• Given request
Would you copy out the whole listing exactly as given?
=-=-=-=-=
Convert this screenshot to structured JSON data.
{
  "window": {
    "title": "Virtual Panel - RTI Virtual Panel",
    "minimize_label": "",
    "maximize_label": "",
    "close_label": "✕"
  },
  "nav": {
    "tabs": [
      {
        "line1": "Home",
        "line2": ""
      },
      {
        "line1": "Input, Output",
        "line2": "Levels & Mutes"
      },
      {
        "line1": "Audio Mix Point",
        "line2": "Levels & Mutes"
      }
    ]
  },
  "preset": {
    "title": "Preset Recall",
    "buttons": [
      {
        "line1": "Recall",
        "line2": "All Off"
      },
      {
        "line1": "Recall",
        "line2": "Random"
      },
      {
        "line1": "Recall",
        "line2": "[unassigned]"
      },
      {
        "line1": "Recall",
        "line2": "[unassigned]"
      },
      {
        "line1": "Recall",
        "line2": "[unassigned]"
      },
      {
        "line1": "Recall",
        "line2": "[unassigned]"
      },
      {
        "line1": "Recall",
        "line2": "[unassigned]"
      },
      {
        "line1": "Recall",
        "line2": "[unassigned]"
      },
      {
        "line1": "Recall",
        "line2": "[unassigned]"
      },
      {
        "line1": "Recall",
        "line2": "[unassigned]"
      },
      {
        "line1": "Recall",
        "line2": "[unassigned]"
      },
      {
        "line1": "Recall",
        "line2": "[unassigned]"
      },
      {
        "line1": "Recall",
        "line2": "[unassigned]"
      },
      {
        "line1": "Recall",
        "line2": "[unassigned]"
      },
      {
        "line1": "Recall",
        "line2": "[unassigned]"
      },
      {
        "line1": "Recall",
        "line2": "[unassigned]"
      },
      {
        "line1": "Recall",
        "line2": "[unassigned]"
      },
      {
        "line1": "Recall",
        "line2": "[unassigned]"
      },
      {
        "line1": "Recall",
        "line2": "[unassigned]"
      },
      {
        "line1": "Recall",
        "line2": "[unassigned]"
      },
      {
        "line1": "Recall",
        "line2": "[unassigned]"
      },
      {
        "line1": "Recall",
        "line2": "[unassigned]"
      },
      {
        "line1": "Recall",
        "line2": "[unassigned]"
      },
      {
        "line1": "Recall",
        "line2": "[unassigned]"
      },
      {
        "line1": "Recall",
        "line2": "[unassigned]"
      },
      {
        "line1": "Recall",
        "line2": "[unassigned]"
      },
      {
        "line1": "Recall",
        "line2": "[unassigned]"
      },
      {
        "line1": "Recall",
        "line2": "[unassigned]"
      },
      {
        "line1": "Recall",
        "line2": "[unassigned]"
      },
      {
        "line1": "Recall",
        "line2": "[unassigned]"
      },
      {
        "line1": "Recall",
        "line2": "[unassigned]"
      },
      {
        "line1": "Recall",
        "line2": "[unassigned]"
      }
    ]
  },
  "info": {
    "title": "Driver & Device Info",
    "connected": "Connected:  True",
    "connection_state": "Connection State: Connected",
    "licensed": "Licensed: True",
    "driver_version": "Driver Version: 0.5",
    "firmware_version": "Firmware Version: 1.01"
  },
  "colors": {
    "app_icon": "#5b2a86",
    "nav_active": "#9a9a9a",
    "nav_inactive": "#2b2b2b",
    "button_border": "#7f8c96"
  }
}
=-=-=-=-=
• Exercise output
Convert this screenshot to structured JSON data.
{
  "window": {
    "title": "Virtual Panel - RTI Virtual Panel",
    "minimize_label": "",
    "maximize_label": "",
    "close_label": "✕"
  },
  "nav": {
    "tabs": [
      {
        "line1": "Home",
        "line2": ""
      },
      {
        "line1": "Input, Output",
        "line2": "Levels & Mutes"
      },
      {
        "line1": "Audio Mix Point",
        "line2": "Levels & Mutes"
      }
    ]
  },
  "preset": {
    "title": "Preset Recall",
    "buttons": [
      {
        "line1": "Recall",
        "line2": "All Off"
      },
      {
        "line1": "Recall",
        "line2": "Random"
      },
      {
        "line1": "Recall",
        "line2": "[unassigned]"
      },
      {
        "line1": "Recall",
        "line2": "[unassigned]"
      },
      {
        "line1": "Recall",
        "line2": "[unassigned]"
      },
      {
        "line1": "Recall",
        "line2": "[unassigned]"
      },
      {
        "line1": "Recall",
        "line2": "[unassigned]"
      },
      {
        "line1": "Recall",
        "line2": "[unassigned]"
      },
      {
        "line1": "Recall",
        "line2": "[unassigned]"
      },
      {
        "line1": "Recall",
        "line2": "[unassigned]"
      },
      {
        "line1": "Recall",
        "line2": "[unassigned]"
      },
      {
        "line1": "Recall",
        "line2": "[unassigned]"
      },
      {
        "line1": "Recall",
        "line2": "[unassigned]"
      },
      {
        "line1": "Recall",
        "line2": "[unassigned]"
      },
      {
        "line1": "Recall",
        "line2": "[unassigned]"
      },
      {
        "line1": "Recall",
        "line2": "[unassigned]"
      },
      {
        "line1": "Recall",
        "line2": "[unassigned]"
      },
      {
        "line1": "Recall",
        "line2": "[unassigned]"
      },
      {
        "line1": "Recall",
        "line2": "[unassigned]"
      },
      {
        "line1": "Recall",
        "line2": "[unassigned]"
      },
      {
        "line1": "Recall",
        "line2": "[unassigned]"
      },
      {
        "line1": "Recall",
        "line2": "[unassigned]"
      },
      {
        "line1": "Recall",
        "line2": "[unassigned]"
      },
      {
        "line1": "Recall",
        "line2": "[unassigned]"
      },
      {
        "line1": "Recall",
        "line2": "[unassigned]"
      },
      {
        "line1": "Recall",
        "line2": "[unassigned]"
      },
      {
        "line1": "Recall",
        "line2": "[unassigned]"
      },
      {
        "line1": "Recall",
        "line2": "[unassigned]"
      },
      {
        "line1": "Recall",
        "line2": "[unassigned]"
      },
      {
        "line1": "Recall",
        "line2": "[unassigned]"
      },
      {
        "line1": "Recall",
        "line2": "[unassigned]"
      },
      {
        "line1": "Recall",
        "line2": "[unassigned]"
      }
    ]
  },
  "info": {
    "title": "Driver & Device Info",
    "connected": "Connected:  True",
    "connection_state": "Connection State: Connected",
    "licensed": "Licensed: True",
    "driver_version": "Driver Version: 0.5",
    "firmware_version": "Firmware Version: 1.01"
  },
  "colors": {
    "app_icon": "#5b2a86",
    "nav_active": "#9a9a9a",
    "nav_inactive": "#2b2b2b",
    "button_border": "#7f8c96"
  }
}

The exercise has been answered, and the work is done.